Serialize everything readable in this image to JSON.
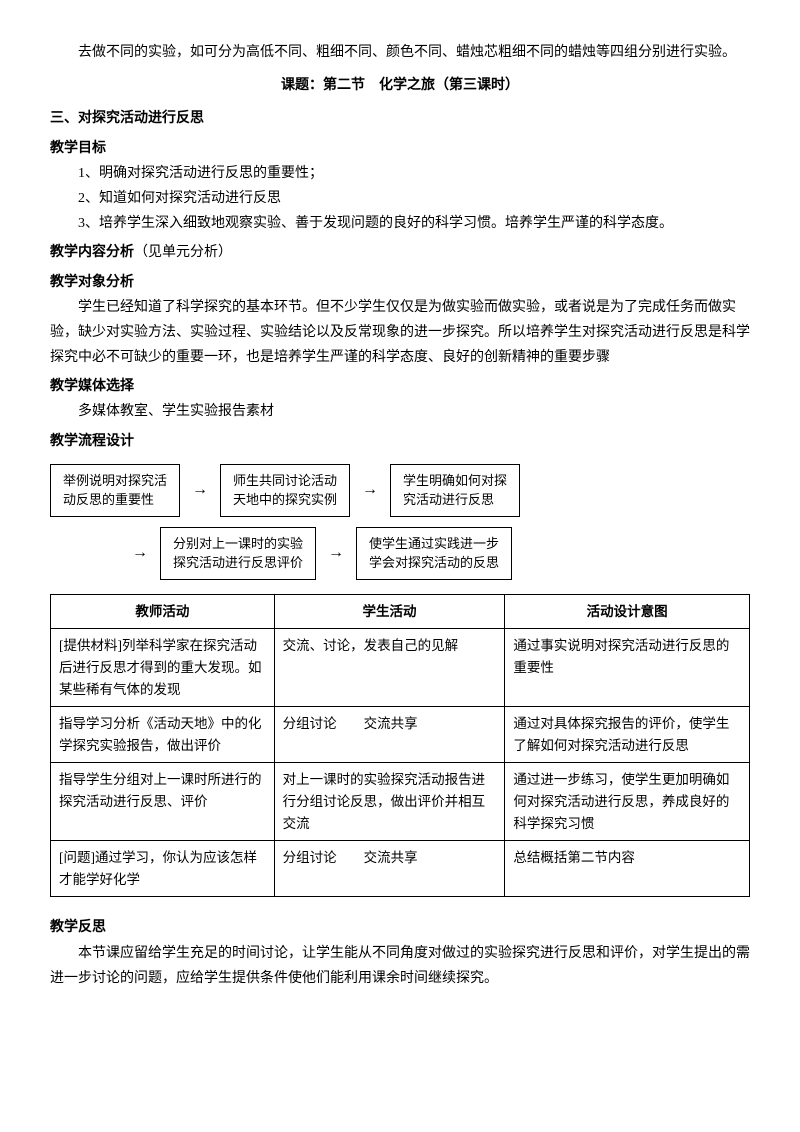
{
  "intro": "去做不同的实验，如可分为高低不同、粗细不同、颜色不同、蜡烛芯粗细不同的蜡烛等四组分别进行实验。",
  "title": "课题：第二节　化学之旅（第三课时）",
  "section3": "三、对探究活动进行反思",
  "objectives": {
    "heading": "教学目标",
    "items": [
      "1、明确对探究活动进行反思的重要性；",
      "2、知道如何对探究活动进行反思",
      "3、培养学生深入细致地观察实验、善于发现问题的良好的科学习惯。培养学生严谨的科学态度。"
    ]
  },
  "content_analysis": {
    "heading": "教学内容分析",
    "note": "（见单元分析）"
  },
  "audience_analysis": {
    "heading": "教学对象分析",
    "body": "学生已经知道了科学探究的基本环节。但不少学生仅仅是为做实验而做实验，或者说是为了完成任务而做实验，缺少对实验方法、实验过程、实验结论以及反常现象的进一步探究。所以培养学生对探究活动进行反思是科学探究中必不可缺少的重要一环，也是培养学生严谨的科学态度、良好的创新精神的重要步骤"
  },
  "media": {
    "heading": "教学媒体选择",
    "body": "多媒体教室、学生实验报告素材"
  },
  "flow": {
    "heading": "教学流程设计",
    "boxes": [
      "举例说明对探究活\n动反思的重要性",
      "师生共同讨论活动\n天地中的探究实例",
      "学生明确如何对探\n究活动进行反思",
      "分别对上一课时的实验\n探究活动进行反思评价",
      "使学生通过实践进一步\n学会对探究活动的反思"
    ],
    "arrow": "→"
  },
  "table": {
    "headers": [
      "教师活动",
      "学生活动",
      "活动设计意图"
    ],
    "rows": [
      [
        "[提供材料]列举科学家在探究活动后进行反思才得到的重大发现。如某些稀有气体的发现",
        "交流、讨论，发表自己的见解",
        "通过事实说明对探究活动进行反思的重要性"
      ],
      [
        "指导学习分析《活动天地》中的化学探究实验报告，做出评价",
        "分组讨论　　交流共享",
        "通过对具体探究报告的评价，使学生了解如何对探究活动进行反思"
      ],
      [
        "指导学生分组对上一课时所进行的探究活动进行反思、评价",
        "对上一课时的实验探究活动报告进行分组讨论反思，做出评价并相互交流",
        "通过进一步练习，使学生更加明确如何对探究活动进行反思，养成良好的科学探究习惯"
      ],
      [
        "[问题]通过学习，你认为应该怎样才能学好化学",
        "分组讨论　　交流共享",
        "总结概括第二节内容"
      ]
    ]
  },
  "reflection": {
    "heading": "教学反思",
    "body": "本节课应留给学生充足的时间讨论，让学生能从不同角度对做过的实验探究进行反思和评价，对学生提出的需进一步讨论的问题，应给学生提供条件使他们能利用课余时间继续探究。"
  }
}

__________

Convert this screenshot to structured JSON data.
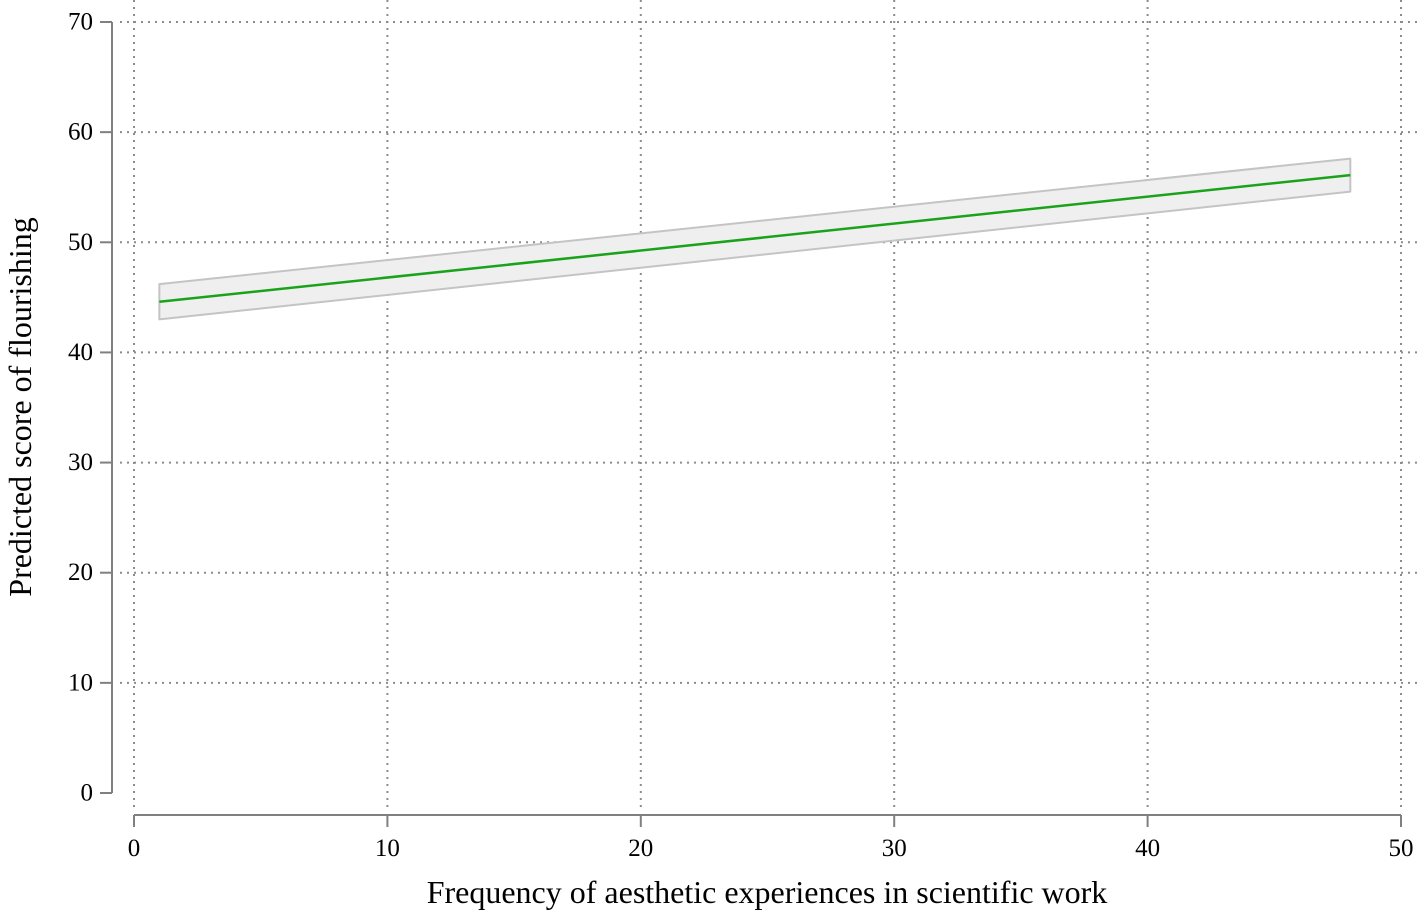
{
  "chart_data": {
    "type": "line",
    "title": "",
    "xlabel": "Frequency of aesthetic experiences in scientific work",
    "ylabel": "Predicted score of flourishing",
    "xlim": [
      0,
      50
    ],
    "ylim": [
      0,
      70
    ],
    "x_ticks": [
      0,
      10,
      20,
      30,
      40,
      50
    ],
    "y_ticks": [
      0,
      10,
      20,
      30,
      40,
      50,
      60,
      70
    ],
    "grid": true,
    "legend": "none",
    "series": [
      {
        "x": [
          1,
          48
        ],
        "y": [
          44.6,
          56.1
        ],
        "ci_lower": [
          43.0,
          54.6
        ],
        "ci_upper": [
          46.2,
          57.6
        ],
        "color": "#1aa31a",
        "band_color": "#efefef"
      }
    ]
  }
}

__________

CHALLENGE = Show each line of the data that contains the string "JSON".

ANSWER IN FULL =
Serialize everything readable in this image to JSON.
Convert this screenshot to structured JSON data.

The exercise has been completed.